━━━ Entries supplied ━━━

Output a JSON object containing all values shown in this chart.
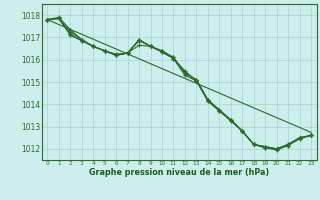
{
  "title": "Graphe pression niveau de la mer (hPa)",
  "bg_color": "#cceeed",
  "grid_color": "#aad8d8",
  "line_color": "#2d6a2d",
  "marker_color": "#2d6a2d",
  "xlabel_color": "#1a5c1a",
  "ylim": [
    1011.5,
    1018.5
  ],
  "xlim": [
    -0.5,
    23.5
  ],
  "yticks": [
    1012,
    1013,
    1014,
    1015,
    1016,
    1017,
    1018
  ],
  "xticks": [
    0,
    1,
    2,
    3,
    4,
    5,
    6,
    7,
    8,
    9,
    10,
    11,
    12,
    13,
    14,
    15,
    16,
    17,
    18,
    19,
    20,
    21,
    22,
    23
  ],
  "series": [
    [
      1017.8,
      1017.85,
      1017.1,
      1016.85,
      1016.6,
      1016.4,
      1016.2,
      1016.3,
      1016.85,
      1016.6,
      1016.35,
      1016.05,
      1015.3,
      1015.05,
      1014.15,
      1013.7,
      1013.25,
      1012.8,
      1012.2,
      1012.05,
      1011.95,
      1012.15,
      1012.45,
      1012.6
    ],
    [
      1017.8,
      1017.85,
      1017.15,
      1016.85,
      1016.6,
      1016.4,
      1016.2,
      1016.3,
      1016.65,
      1016.6,
      1016.35,
      1016.05,
      1015.5,
      1015.05,
      1014.15,
      1013.7,
      1013.3,
      1012.8,
      1012.2,
      1012.05,
      1012.0,
      1012.15,
      1012.5,
      1012.6
    ],
    [
      1017.8,
      1017.85,
      1017.25,
      1016.9,
      1016.6,
      1016.4,
      1016.2,
      1016.3,
      1016.9,
      1016.6,
      1016.4,
      1016.1,
      1015.4,
      1015.1,
      1014.2,
      1013.75,
      1013.3,
      1012.8,
      1012.2,
      1012.1,
      1012.0,
      1012.2,
      1012.5,
      1012.6
    ],
    [
      1017.8,
      1017.9,
      1017.35,
      1016.9,
      1016.6,
      1016.4,
      1016.25,
      1016.3,
      1016.9,
      1016.6,
      1016.4,
      1016.1,
      1015.4,
      1015.1,
      1014.2,
      1013.75,
      1013.3,
      1012.8,
      1012.2,
      1012.1,
      1012.0,
      1012.2,
      1012.5,
      1012.6
    ]
  ],
  "series_straight": [
    1017.8,
    1017.58,
    1017.36,
    1017.14,
    1016.92,
    1016.7,
    1016.48,
    1016.26,
    1016.04,
    1015.82,
    1015.6,
    1015.38,
    1015.16,
    1014.94,
    1014.72,
    1014.5,
    1014.28,
    1014.06,
    1013.84,
    1013.62,
    1013.4,
    1013.18,
    1012.96,
    1012.74
  ]
}
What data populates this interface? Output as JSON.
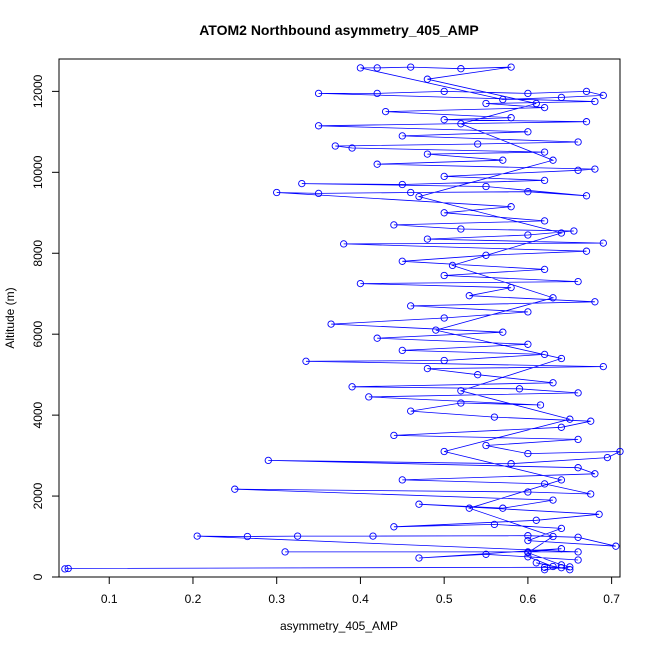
{
  "chart_data": {
    "type": "line",
    "title": "ATOM2 Northbound asymmetry_405_AMP",
    "xlabel": "asymmetry_405_AMP",
    "ylabel": "Altitude (m)",
    "xlim": [
      0.04,
      0.71
    ],
    "ylim": [
      0,
      12800
    ],
    "x_ticks": [
      0.1,
      0.2,
      0.3,
      0.4,
      0.5,
      0.6,
      0.7
    ],
    "x_tick_labels": [
      "0.1",
      "0.2",
      "0.3",
      "0.4",
      "0.5",
      "0.6",
      "0.7"
    ],
    "y_ticks": [
      0,
      2000,
      4000,
      6000,
      8000,
      10000,
      12000
    ],
    "y_tick_labels": [
      "0",
      "2000",
      "4000",
      "6000",
      "8000",
      "10000",
      "12000"
    ],
    "grid": false,
    "marker": "open-circle",
    "line_color": "#0000ff",
    "series": [
      {
        "points": [
          [
            0.047,
            200
          ],
          [
            0.051,
            210
          ],
          [
            0.62,
            240
          ],
          [
            0.64,
            230
          ],
          [
            0.65,
            180
          ],
          [
            0.61,
            350
          ],
          [
            0.63,
            260
          ],
          [
            0.6,
            500
          ],
          [
            0.66,
            420
          ],
          [
            0.55,
            560
          ],
          [
            0.47,
            470
          ],
          [
            0.64,
            700
          ],
          [
            0.6,
            620
          ],
          [
            0.31,
            620
          ],
          [
            0.66,
            620
          ],
          [
            0.205,
            1010
          ],
          [
            0.265,
            1000
          ],
          [
            0.325,
            1010
          ],
          [
            0.415,
            1010
          ],
          [
            0.6,
            1020
          ],
          [
            0.66,
            980
          ],
          [
            0.705,
            760
          ],
          [
            0.6,
            900
          ],
          [
            0.64,
            1200
          ],
          [
            0.56,
            1300
          ],
          [
            0.44,
            1240
          ],
          [
            0.61,
            1400
          ],
          [
            0.685,
            1550
          ],
          [
            0.47,
            1800
          ],
          [
            0.57,
            1700
          ],
          [
            0.63,
            1900
          ],
          [
            0.25,
            2170
          ],
          [
            0.6,
            2100
          ],
          [
            0.675,
            2050
          ],
          [
            0.62,
            2300
          ],
          [
            0.45,
            2400
          ],
          [
            0.68,
            2550
          ],
          [
            0.66,
            2700
          ],
          [
            0.29,
            2880
          ],
          [
            0.58,
            2800
          ],
          [
            0.695,
            2950
          ],
          [
            0.71,
            3100
          ],
          [
            0.6,
            3050
          ],
          [
            0.55,
            3250
          ],
          [
            0.66,
            3400
          ],
          [
            0.44,
            3500
          ],
          [
            0.64,
            3700
          ],
          [
            0.675,
            3850
          ],
          [
            0.56,
            3950
          ],
          [
            0.46,
            4100
          ],
          [
            0.52,
            4300
          ],
          [
            0.615,
            4250
          ],
          [
            0.41,
            4450
          ],
          [
            0.66,
            4550
          ],
          [
            0.59,
            4650
          ],
          [
            0.39,
            4700
          ],
          [
            0.63,
            4800
          ],
          [
            0.54,
            5000
          ],
          [
            0.48,
            5150
          ],
          [
            0.69,
            5200
          ],
          [
            0.335,
            5330
          ],
          [
            0.5,
            5350
          ],
          [
            0.62,
            5500
          ],
          [
            0.45,
            5600
          ],
          [
            0.6,
            5750
          ],
          [
            0.42,
            5900
          ],
          [
            0.57,
            6050
          ],
          [
            0.365,
            6250
          ],
          [
            0.5,
            6400
          ],
          [
            0.6,
            6550
          ],
          [
            0.46,
            6700
          ],
          [
            0.68,
            6800
          ],
          [
            0.53,
            6950
          ],
          [
            0.58,
            7150
          ],
          [
            0.4,
            7250
          ],
          [
            0.66,
            7300
          ],
          [
            0.5,
            7450
          ],
          [
            0.62,
            7600
          ],
          [
            0.45,
            7800
          ],
          [
            0.55,
            7950
          ],
          [
            0.67,
            8050
          ],
          [
            0.38,
            8230
          ],
          [
            0.69,
            8250
          ],
          [
            0.48,
            8350
          ],
          [
            0.6,
            8450
          ],
          [
            0.655,
            8550
          ],
          [
            0.52,
            8600
          ],
          [
            0.44,
            8700
          ],
          [
            0.62,
            8800
          ],
          [
            0.5,
            9000
          ],
          [
            0.58,
            9150
          ],
          [
            0.3,
            9500
          ],
          [
            0.35,
            9480
          ],
          [
            0.46,
            9500
          ],
          [
            0.6,
            9520
          ],
          [
            0.67,
            9420
          ],
          [
            0.55,
            9650
          ],
          [
            0.33,
            9720
          ],
          [
            0.45,
            9700
          ],
          [
            0.62,
            9800
          ],
          [
            0.5,
            9900
          ],
          [
            0.66,
            10050
          ],
          [
            0.68,
            10080
          ],
          [
            0.42,
            10200
          ],
          [
            0.57,
            10300
          ],
          [
            0.48,
            10450
          ],
          [
            0.62,
            10500
          ],
          [
            0.39,
            10600
          ],
          [
            0.37,
            10650
          ],
          [
            0.54,
            10700
          ],
          [
            0.66,
            10750
          ],
          [
            0.45,
            10900
          ],
          [
            0.6,
            11000
          ],
          [
            0.35,
            11150
          ],
          [
            0.67,
            11250
          ],
          [
            0.5,
            11300
          ],
          [
            0.58,
            11350
          ],
          [
            0.43,
            11500
          ],
          [
            0.62,
            11600
          ],
          [
            0.55,
            11700
          ],
          [
            0.68,
            11750
          ],
          [
            0.35,
            11950
          ],
          [
            0.42,
            11950
          ],
          [
            0.5,
            12000
          ],
          [
            0.6,
            11950
          ],
          [
            0.67,
            12000
          ],
          [
            0.69,
            11900
          ],
          [
            0.64,
            11850
          ],
          [
            0.57,
            11800
          ],
          [
            0.4,
            12580
          ],
          [
            0.42,
            12580
          ],
          [
            0.46,
            12600
          ],
          [
            0.52,
            12560
          ],
          [
            0.58,
            12600
          ],
          [
            0.48,
            12300
          ],
          [
            0.61,
            11700
          ],
          [
            0.52,
            11200
          ],
          [
            0.63,
            10300
          ],
          [
            0.47,
            9400
          ],
          [
            0.64,
            8500
          ],
          [
            0.51,
            7700
          ],
          [
            0.63,
            6900
          ],
          [
            0.49,
            6100
          ],
          [
            0.64,
            5400
          ],
          [
            0.52,
            4600
          ],
          [
            0.65,
            3900
          ],
          [
            0.5,
            3100
          ],
          [
            0.64,
            2400
          ],
          [
            0.53,
            1700
          ],
          [
            0.63,
            1000
          ],
          [
            0.6,
            600
          ],
          [
            0.64,
            300
          ],
          [
            0.65,
            250
          ],
          [
            0.62,
            180
          ]
        ]
      }
    ]
  }
}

━━━

Stated task: Write out every line of the listing that holds the word "JSON".

Exercise solution:
Output a JSON object containing all values shown in this chart.
What data populates this interface? Output as JSON.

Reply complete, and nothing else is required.